-- START OF Data lines --
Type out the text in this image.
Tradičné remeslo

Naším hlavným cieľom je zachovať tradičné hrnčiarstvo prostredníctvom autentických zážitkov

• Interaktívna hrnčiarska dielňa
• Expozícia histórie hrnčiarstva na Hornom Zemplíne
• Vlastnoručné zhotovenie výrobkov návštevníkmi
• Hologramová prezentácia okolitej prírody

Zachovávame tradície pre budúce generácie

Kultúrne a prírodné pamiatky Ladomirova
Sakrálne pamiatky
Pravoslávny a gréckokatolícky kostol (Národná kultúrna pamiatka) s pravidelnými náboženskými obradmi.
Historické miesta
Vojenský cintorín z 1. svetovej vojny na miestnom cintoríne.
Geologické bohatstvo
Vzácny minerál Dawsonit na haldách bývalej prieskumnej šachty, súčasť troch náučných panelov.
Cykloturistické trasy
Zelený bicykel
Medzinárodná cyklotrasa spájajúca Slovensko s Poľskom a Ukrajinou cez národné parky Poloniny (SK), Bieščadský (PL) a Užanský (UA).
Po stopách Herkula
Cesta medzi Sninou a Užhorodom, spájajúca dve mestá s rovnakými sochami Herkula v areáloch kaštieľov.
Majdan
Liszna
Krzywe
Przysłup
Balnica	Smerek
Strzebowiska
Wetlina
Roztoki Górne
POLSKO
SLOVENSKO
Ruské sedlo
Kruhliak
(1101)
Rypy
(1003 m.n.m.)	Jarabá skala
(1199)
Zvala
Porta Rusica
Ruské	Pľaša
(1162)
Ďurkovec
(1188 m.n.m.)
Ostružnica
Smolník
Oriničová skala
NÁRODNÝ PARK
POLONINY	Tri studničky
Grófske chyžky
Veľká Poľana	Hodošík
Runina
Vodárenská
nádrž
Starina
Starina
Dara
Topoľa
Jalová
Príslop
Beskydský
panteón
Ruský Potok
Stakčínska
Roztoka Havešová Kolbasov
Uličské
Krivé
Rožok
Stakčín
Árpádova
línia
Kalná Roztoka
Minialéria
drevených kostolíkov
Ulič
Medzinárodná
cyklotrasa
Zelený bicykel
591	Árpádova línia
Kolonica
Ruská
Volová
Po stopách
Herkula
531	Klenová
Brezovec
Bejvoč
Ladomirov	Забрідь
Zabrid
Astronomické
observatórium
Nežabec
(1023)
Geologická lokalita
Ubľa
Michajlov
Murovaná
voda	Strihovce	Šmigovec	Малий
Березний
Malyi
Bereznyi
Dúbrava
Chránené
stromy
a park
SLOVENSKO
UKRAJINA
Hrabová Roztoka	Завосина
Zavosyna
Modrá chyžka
-- END OF Data lines --
-- START OF Data lines --
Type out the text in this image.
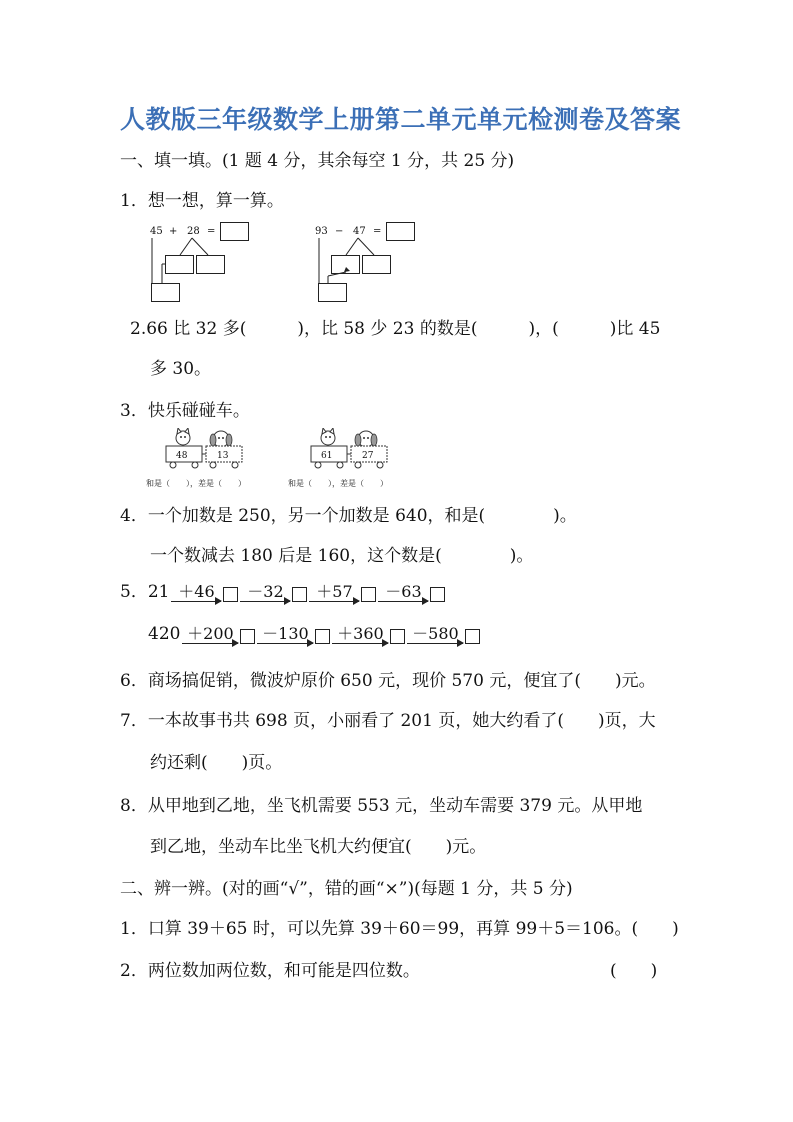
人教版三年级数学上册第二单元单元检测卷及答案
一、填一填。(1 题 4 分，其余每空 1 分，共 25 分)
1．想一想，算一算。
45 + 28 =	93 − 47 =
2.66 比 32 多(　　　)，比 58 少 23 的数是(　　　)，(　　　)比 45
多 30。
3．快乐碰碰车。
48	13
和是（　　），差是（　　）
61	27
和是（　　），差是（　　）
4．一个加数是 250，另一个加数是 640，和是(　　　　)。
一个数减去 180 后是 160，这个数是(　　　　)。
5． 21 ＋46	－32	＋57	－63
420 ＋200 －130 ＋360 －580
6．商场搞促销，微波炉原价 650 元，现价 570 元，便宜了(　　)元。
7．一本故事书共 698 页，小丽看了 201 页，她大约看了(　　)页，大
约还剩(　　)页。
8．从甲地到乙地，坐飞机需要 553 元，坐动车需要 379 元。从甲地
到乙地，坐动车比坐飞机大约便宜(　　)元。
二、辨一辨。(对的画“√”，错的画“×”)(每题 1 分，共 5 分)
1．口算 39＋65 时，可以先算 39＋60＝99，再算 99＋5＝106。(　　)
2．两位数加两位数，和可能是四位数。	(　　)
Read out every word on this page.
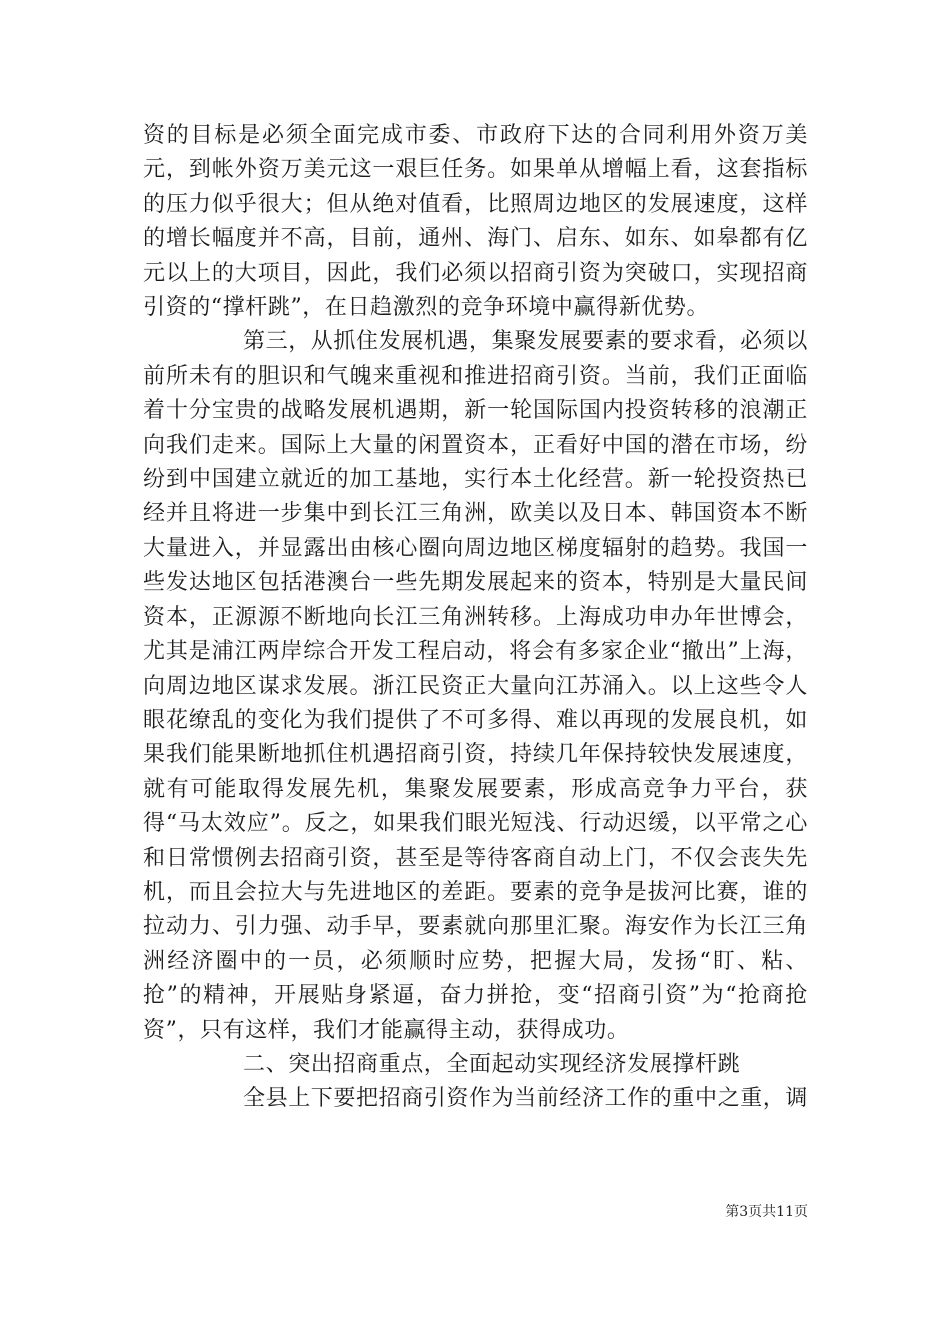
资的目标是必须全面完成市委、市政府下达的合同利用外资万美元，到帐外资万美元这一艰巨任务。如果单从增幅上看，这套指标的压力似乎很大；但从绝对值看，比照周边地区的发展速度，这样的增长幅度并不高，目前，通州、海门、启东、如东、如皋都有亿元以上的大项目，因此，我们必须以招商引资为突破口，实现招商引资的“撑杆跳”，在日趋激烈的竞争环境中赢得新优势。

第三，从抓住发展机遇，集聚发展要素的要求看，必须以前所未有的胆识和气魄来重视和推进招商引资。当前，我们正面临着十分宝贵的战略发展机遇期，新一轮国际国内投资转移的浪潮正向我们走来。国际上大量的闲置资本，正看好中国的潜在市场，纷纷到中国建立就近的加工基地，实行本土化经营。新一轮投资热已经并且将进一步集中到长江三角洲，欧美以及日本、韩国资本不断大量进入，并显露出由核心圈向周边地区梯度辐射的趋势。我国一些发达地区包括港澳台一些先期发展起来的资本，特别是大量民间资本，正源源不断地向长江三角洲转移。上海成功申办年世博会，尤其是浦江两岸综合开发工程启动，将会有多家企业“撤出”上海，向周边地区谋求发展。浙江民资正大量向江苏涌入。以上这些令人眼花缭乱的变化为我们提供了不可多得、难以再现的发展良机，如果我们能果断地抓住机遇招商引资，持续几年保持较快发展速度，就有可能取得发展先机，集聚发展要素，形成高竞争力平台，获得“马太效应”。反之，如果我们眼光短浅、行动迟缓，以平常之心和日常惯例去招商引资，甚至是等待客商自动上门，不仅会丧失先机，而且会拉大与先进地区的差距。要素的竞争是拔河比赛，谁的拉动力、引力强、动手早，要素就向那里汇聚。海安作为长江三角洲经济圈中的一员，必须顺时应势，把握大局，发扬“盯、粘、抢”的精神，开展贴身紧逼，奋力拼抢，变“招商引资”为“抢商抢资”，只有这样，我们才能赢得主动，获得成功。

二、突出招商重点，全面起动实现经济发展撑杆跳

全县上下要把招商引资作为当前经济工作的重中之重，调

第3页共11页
-- END OF Data lines --
Short problem - Check each line of the data above for the string "Roztoka" and report only how many lines have it.

Written answer - 3